Objective: Reproduce all of the listing below without alteration.

Supplied material:
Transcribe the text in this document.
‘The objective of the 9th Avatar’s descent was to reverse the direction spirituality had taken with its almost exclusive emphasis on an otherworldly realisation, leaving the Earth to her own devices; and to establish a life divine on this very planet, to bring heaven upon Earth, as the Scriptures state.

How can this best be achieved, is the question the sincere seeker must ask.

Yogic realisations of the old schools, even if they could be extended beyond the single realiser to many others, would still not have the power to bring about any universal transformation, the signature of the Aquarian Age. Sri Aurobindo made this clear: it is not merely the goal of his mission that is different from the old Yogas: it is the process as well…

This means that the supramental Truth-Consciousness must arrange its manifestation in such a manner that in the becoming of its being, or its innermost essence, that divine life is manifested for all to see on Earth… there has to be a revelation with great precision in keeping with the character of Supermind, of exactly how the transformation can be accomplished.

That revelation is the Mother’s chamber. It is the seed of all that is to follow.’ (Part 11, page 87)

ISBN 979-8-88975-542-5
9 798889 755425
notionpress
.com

Response to this exercise:
Transcribe the text in this document.
‘The objective of the 9th Avatar’s descent was to reverse the direction spirituality had taken with its almost exclusive emphasis on an otherworldly realisation, leaving the Earth to her own devices; and to establish a life divine on this very planet, to bring heaven upon Earth, as the Scriptures state.

How can this best be achieved, is the question the sincere seeker must ask.

Yogic realisations of the old schools, even if they could be extended beyond the single realiser to many others, would still not have the power to bring about any universal transformation, the signature of the Aquarian Age. Sri Aurobindo made this clear: it is not merely the goal of his mission that is different from the old Yogas: it is the process as well…

This means that the supramental Truth-Consciousness must arrange its manifestation in such a manner that in the becoming of its being, or its innermost essence, that divine life is manifested for all to see on Earth… there has to be a revelation with great precision in keeping with the character of Supermind, of exactly how the transformation can be accomplished.

That revelation is the Mother’s chamber. It is the seed of all that is to follow.’ (Part 11, page 87)

ISBN 979-8-88975-542-5
9 798889 755425
notionpress
.com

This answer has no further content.